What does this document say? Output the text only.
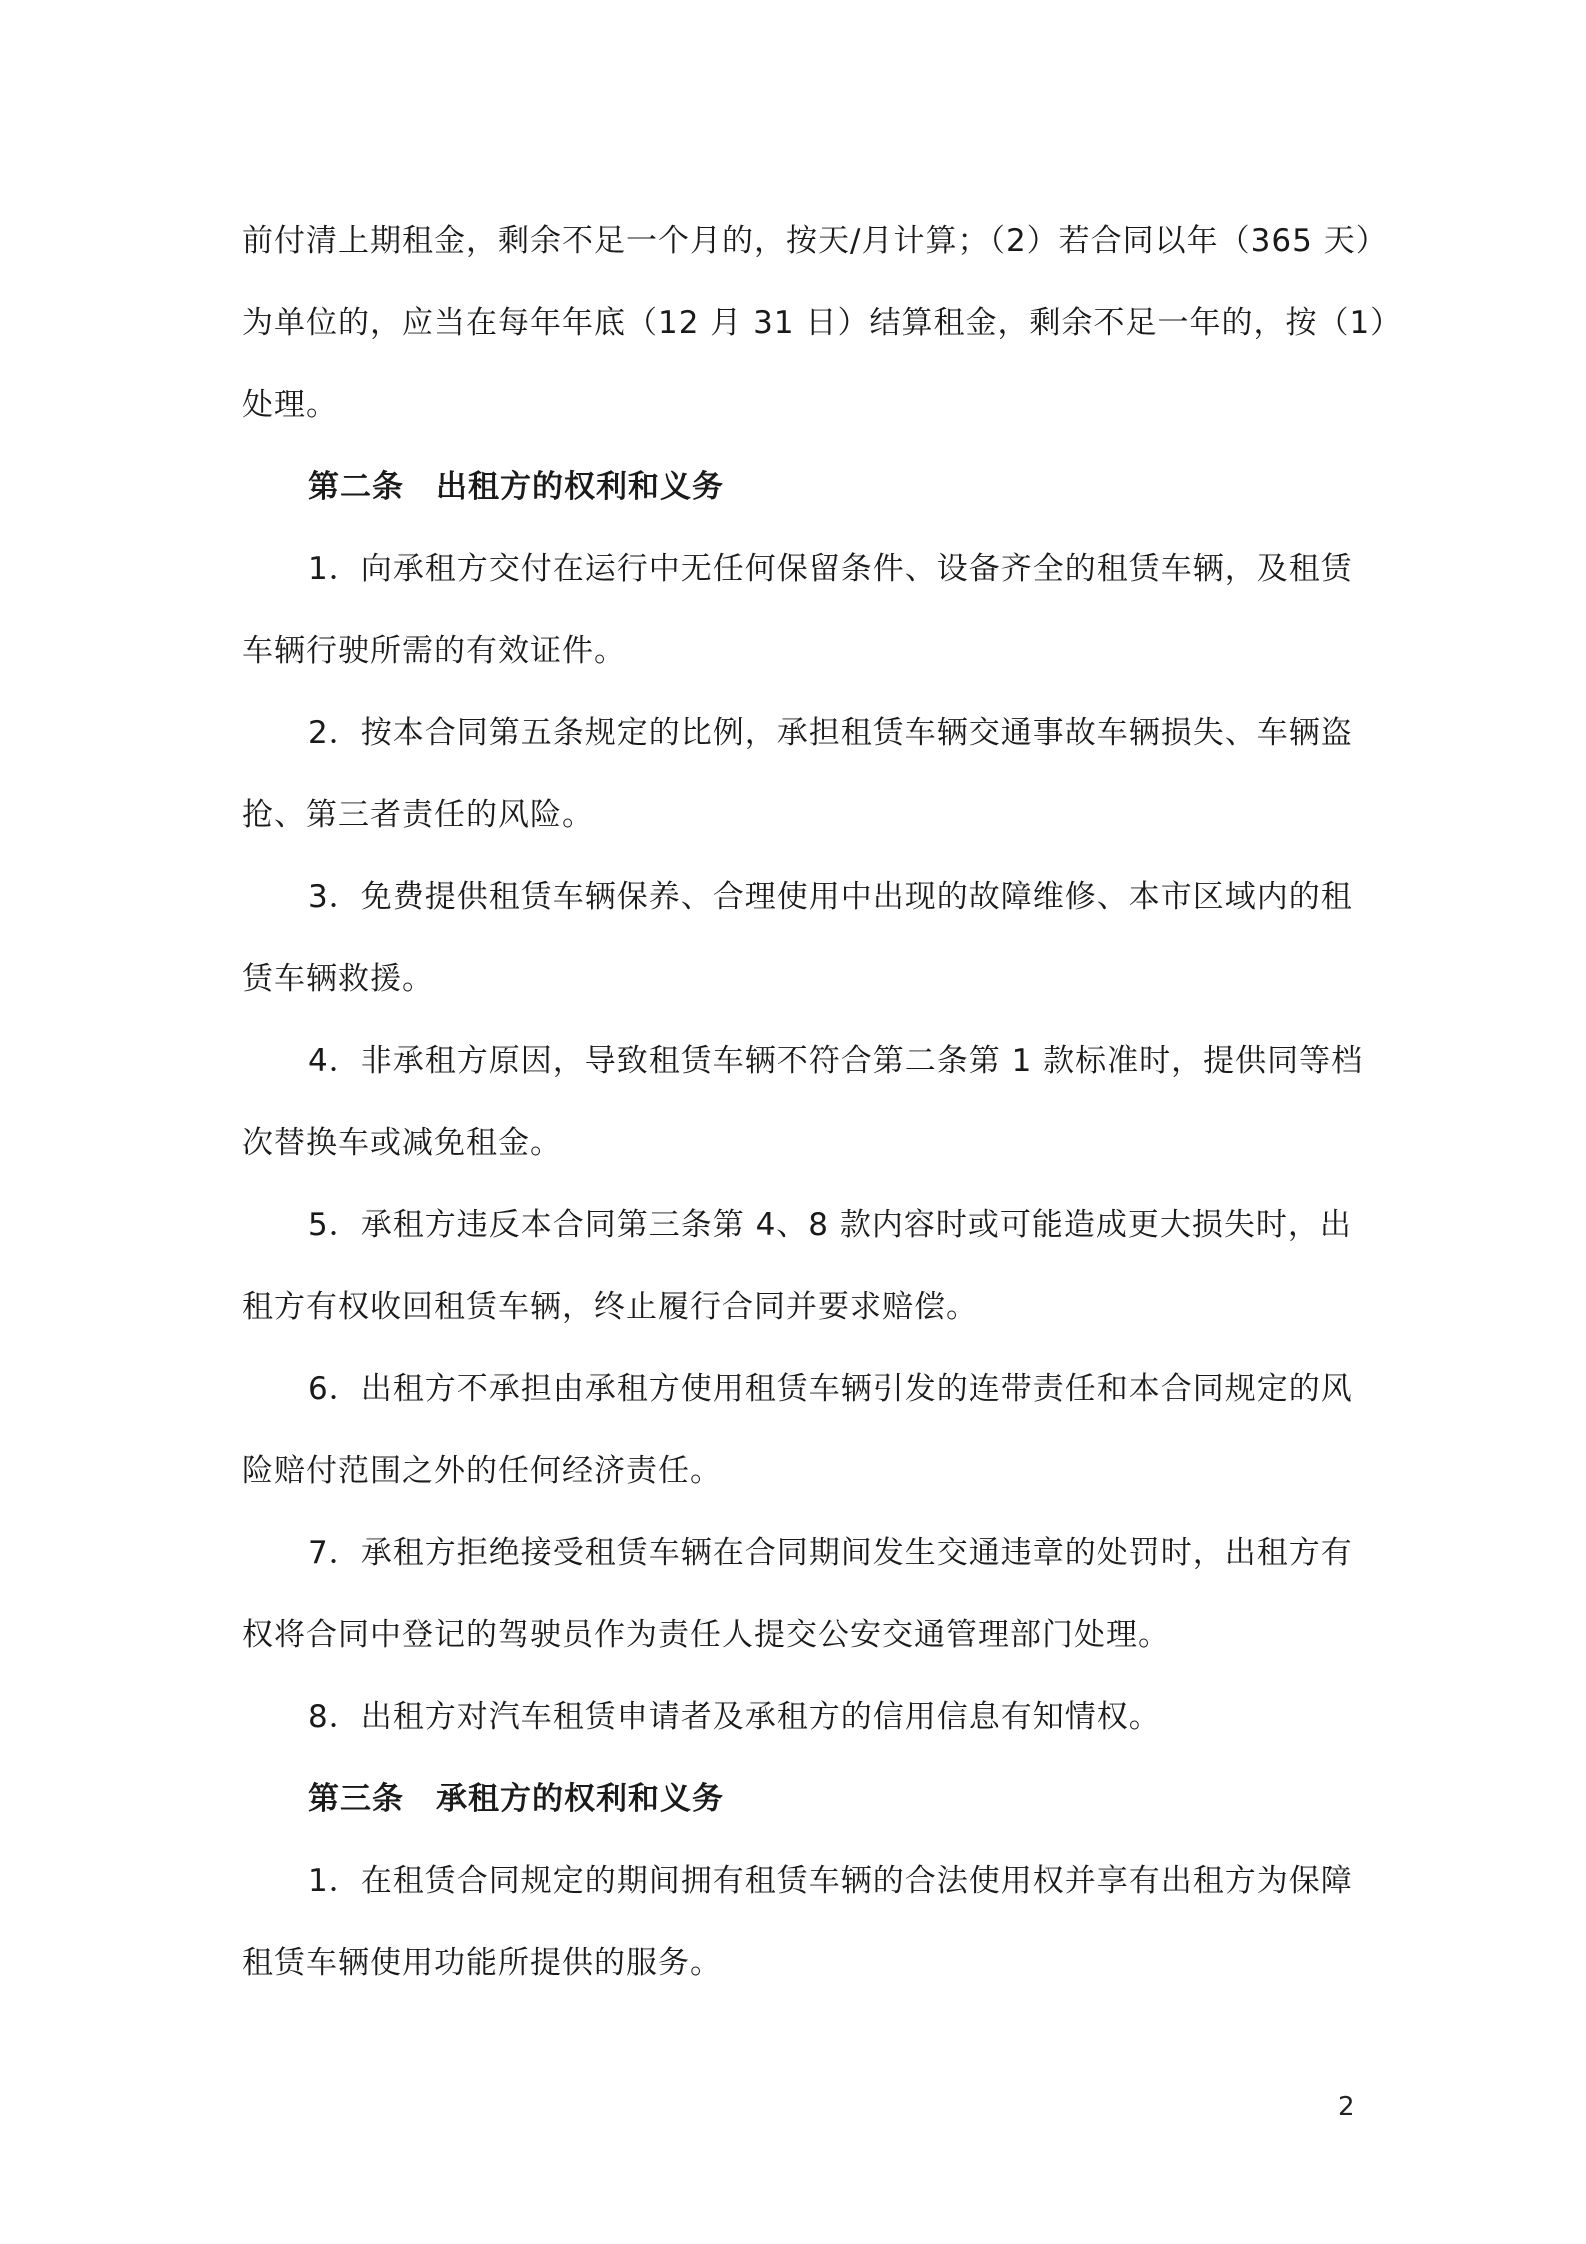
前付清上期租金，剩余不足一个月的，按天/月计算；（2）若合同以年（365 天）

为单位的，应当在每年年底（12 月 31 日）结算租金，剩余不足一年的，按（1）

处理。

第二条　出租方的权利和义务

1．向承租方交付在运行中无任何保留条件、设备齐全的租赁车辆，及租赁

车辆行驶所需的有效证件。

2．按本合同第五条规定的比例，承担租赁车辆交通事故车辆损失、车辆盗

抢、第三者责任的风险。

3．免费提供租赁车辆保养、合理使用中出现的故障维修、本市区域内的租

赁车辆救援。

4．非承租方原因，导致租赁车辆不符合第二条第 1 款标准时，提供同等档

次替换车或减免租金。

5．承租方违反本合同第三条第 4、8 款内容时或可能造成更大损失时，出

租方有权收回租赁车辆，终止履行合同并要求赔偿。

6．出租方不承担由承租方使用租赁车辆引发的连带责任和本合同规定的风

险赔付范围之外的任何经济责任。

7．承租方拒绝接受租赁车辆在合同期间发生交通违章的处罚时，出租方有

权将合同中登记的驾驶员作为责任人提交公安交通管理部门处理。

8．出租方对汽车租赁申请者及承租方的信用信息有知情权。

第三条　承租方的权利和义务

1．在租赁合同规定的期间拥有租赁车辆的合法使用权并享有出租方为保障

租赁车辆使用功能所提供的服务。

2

==

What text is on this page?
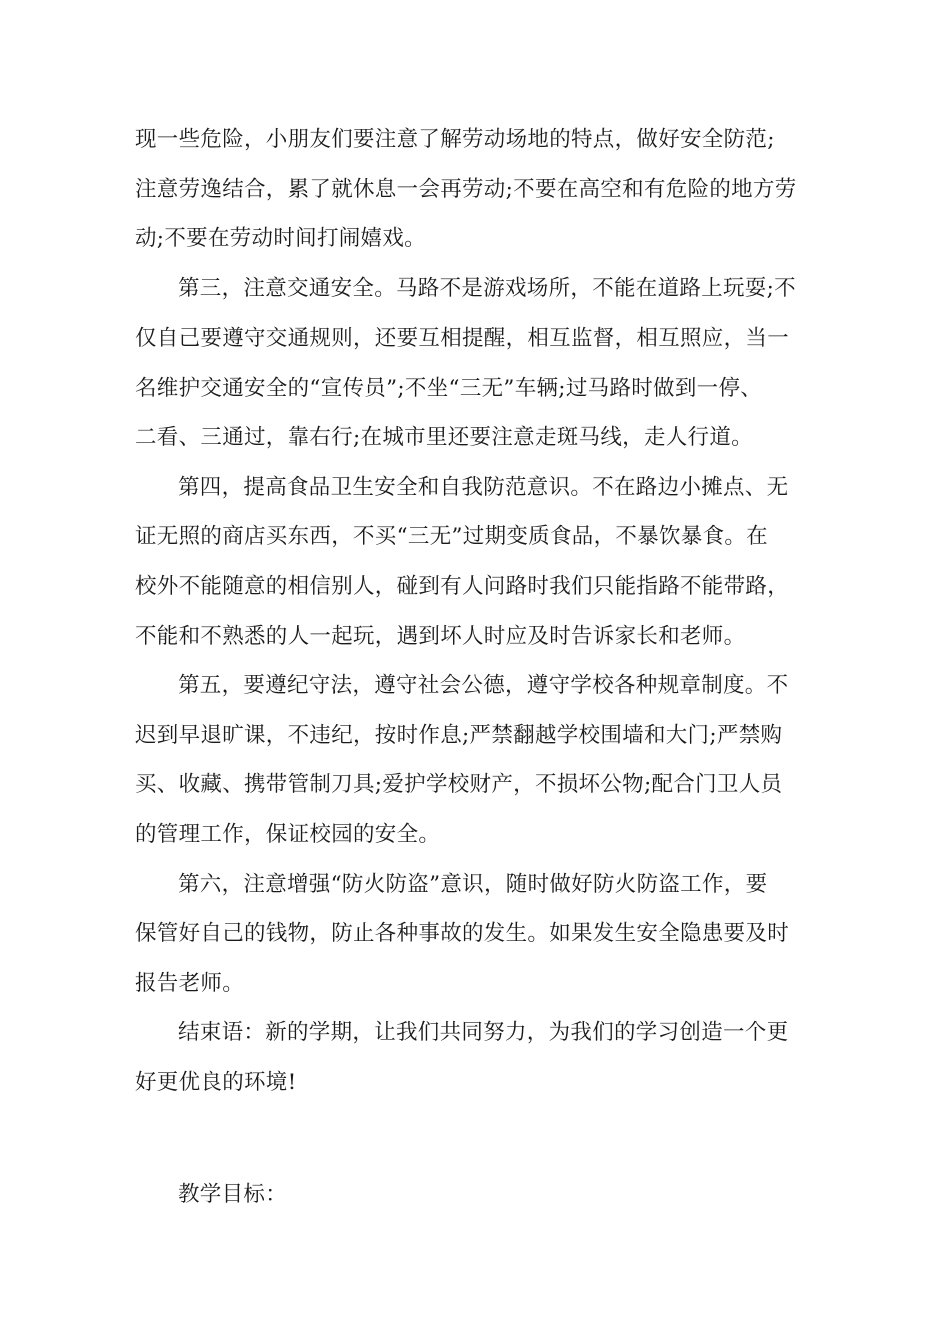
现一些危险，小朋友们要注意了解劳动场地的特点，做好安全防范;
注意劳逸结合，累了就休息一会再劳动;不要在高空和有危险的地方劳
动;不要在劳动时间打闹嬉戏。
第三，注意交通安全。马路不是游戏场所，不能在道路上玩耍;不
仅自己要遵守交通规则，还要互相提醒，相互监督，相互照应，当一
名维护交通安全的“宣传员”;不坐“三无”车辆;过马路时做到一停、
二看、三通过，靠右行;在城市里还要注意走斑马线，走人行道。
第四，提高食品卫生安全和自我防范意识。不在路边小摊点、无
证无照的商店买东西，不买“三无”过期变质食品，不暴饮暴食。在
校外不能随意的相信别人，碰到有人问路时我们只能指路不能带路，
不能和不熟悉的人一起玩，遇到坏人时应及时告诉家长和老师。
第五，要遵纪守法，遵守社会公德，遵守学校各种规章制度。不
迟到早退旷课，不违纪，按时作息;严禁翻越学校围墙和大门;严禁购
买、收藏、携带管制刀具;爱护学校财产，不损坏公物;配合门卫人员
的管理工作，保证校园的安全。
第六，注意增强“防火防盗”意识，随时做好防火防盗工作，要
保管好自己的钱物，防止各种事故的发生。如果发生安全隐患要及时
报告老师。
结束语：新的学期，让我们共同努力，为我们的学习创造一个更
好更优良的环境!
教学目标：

_WHAT IS BEING ASKED_
Return each line that includes "text".

_EXERCISE OUTPUT_
What does this document say? Output the text only.
What text is on this page?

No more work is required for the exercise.